WHAT THIS TASK INVOLVES: Retype the listing below, from the line containing "Itemize the components" up to and including the line containing "wechat-icon xyxy=(818,1390,854,1418)". Omit any pictures from your copy.

MATERIAL FOR THE TASK:

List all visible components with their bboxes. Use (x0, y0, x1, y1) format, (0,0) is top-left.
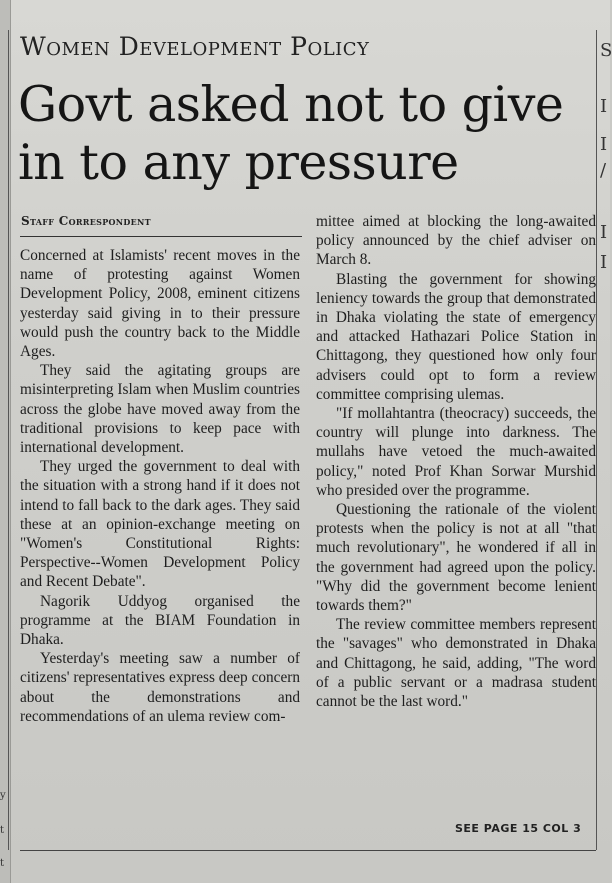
---
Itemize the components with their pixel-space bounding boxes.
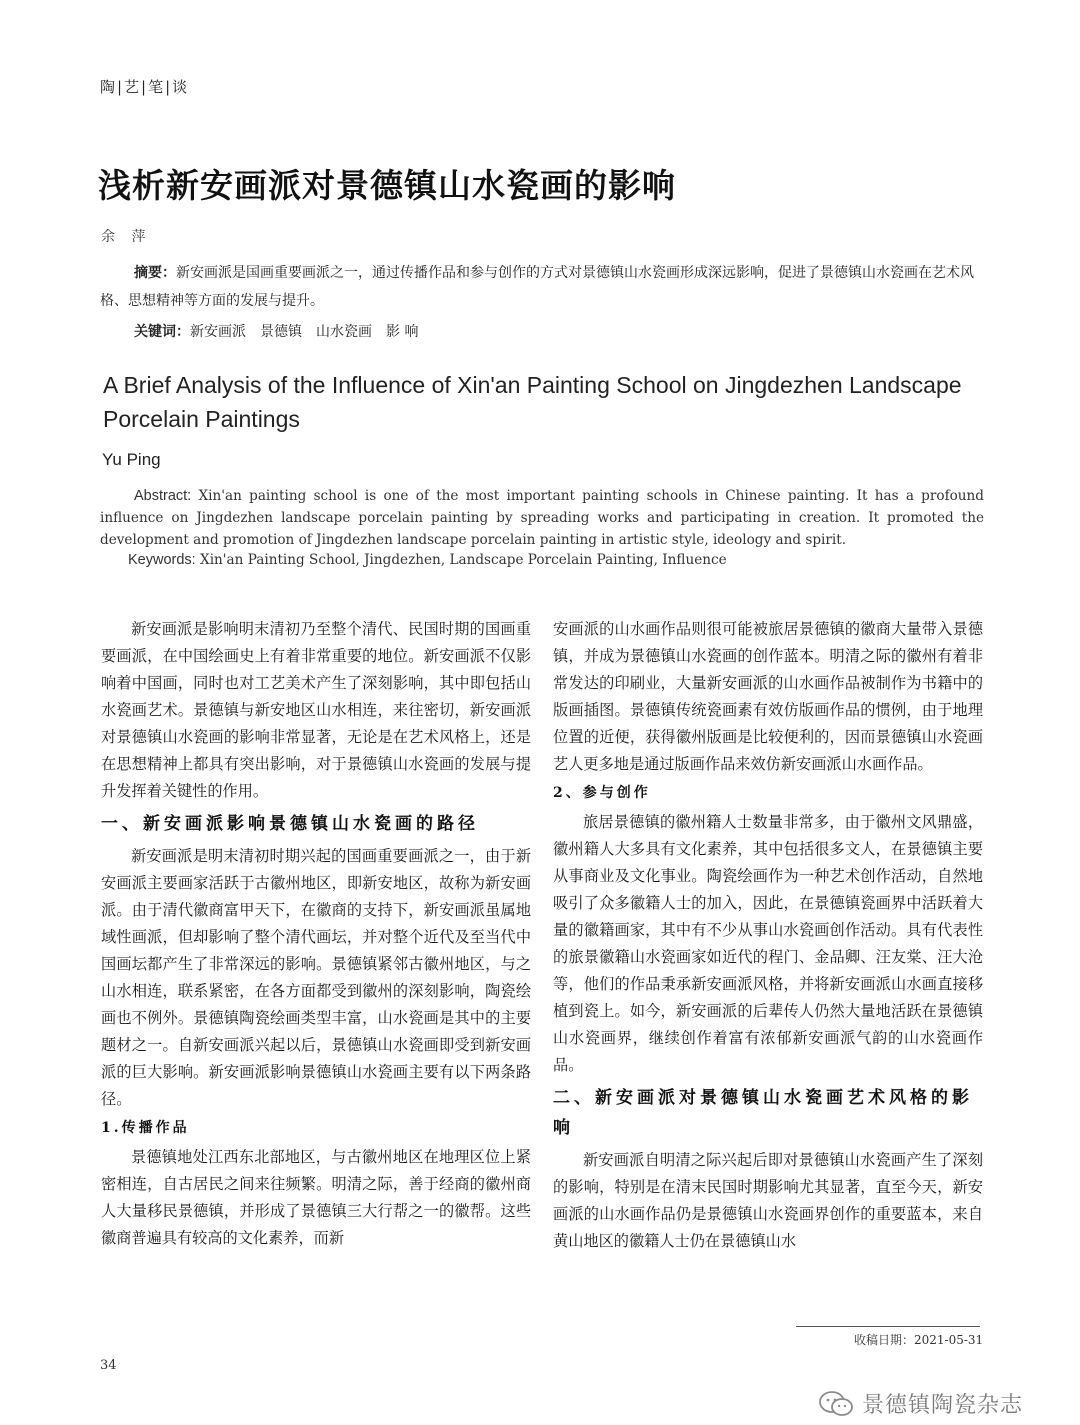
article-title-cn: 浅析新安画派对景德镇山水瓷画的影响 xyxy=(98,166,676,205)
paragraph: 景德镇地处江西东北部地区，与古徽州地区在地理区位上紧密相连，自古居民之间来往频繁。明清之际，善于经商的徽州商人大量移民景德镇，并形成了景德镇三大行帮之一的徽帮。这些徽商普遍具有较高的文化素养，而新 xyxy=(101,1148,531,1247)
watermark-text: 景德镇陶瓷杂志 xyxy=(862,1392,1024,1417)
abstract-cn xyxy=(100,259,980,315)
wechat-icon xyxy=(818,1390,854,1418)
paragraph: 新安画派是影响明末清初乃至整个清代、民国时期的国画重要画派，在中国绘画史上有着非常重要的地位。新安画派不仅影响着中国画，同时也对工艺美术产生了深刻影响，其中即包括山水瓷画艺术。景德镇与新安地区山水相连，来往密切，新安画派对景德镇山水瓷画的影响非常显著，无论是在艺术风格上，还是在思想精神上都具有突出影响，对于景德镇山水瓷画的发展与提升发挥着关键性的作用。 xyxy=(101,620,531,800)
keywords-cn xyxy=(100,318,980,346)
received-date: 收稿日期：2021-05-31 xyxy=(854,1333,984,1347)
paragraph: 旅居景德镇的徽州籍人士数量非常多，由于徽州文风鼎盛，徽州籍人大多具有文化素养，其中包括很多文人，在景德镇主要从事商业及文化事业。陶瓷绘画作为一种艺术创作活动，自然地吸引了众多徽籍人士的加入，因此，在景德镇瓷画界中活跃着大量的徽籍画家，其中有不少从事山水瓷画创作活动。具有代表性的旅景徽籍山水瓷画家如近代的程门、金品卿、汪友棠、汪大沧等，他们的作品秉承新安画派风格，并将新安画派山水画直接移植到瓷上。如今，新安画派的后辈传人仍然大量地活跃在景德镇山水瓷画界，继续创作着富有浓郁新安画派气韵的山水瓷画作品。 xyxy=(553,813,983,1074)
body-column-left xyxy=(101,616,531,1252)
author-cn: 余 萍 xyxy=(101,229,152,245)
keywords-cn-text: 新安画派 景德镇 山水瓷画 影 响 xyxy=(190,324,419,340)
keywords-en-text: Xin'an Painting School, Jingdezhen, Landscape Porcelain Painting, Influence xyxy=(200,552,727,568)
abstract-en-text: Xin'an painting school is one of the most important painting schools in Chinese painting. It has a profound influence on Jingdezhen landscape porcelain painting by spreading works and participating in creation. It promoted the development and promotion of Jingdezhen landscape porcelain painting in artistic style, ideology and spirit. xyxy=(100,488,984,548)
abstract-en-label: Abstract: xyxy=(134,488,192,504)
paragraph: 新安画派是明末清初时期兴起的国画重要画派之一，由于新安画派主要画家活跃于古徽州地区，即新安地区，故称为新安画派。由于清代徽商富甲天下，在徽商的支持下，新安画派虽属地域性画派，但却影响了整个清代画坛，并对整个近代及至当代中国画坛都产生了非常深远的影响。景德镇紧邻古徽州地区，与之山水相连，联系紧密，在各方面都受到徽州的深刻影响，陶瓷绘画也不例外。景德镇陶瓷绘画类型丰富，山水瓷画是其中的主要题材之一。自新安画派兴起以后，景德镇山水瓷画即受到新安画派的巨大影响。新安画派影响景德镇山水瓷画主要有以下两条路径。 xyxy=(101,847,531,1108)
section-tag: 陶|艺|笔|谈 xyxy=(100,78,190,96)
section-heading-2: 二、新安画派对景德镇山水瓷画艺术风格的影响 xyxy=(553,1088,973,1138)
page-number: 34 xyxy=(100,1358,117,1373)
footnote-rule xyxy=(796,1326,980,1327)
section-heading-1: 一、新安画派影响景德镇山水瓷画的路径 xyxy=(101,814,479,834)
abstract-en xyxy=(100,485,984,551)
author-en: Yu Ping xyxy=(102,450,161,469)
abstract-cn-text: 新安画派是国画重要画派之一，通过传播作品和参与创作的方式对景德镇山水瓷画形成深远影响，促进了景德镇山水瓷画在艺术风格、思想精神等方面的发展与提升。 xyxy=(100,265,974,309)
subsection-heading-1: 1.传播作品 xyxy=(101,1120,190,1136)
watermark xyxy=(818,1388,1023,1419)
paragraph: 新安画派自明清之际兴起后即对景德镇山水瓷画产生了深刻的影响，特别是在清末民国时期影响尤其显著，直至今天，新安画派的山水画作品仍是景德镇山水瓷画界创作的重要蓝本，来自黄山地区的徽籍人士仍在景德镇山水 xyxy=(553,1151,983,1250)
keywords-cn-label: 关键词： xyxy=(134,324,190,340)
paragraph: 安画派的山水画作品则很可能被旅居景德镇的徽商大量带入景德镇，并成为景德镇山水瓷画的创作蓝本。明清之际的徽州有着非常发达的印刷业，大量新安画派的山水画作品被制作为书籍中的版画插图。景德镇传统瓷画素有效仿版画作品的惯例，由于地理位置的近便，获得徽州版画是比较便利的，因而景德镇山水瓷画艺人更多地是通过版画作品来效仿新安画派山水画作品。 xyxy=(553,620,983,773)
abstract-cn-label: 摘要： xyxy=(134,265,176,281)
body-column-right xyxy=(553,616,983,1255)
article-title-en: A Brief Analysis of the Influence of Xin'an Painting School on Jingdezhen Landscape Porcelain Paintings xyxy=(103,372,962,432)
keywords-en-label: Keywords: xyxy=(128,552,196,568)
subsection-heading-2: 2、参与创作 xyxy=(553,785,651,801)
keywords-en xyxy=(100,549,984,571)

COMPLETE RESPONSE:
Itemize the components with their pixel-space bounding boxes.
article-title-cn: 浅析新安画派对景德镇山水瓷画的影响 xyxy=(98,166,676,205)
paragraph: 景德镇地处江西东北部地区，与古徽州地区在地理区位上紧密相连，自古居民之间来往频繁。明清之际，善于经商的徽州商人大量移民景德镇，并形成了景德镇三大行帮之一的徽帮。这些徽商普遍具有较高的文化素养，而新 xyxy=(101,1148,531,1247)
watermark-text: 景德镇陶瓷杂志 xyxy=(862,1392,1024,1417)
abstract-cn xyxy=(100,259,980,315)
wechat-icon xyxy=(818,1390,854,1418)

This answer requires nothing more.